> [Supplied data]:
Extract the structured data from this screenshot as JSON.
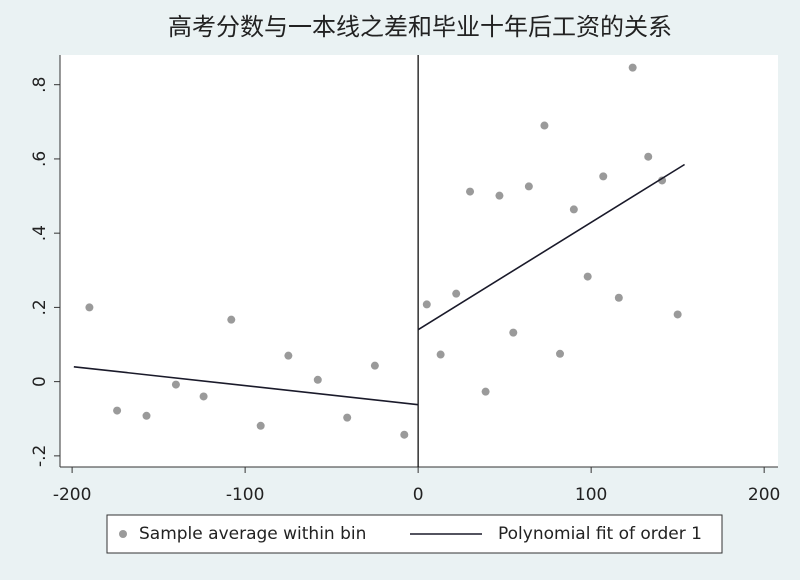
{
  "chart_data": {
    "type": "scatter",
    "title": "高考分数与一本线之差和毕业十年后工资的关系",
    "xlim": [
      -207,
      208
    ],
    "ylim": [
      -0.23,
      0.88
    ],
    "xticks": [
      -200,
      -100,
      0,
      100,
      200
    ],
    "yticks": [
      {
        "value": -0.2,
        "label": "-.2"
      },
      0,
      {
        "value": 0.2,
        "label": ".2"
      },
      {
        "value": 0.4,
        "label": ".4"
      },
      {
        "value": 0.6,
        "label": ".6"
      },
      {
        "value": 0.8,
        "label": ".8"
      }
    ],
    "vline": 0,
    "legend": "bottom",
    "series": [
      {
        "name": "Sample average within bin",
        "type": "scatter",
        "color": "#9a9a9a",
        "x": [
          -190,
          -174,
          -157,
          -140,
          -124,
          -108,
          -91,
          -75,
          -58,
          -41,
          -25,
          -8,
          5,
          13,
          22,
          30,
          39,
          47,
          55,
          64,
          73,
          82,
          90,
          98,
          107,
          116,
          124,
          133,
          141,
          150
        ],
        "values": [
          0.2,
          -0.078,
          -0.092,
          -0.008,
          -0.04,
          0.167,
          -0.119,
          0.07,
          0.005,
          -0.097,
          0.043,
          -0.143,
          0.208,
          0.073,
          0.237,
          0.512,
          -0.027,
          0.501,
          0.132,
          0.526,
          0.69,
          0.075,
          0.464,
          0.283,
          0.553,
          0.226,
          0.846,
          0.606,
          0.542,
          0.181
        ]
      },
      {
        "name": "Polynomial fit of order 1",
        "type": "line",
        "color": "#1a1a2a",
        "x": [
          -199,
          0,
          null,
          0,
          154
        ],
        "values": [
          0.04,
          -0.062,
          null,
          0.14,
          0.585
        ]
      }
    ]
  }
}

> [The problem]: Pull out every line containing "label".

> [Solution to the exercise]:
        "label": "-.2"
        "label": ".2"
        "label": ".4"
        "label": ".6"
        "label": ".8"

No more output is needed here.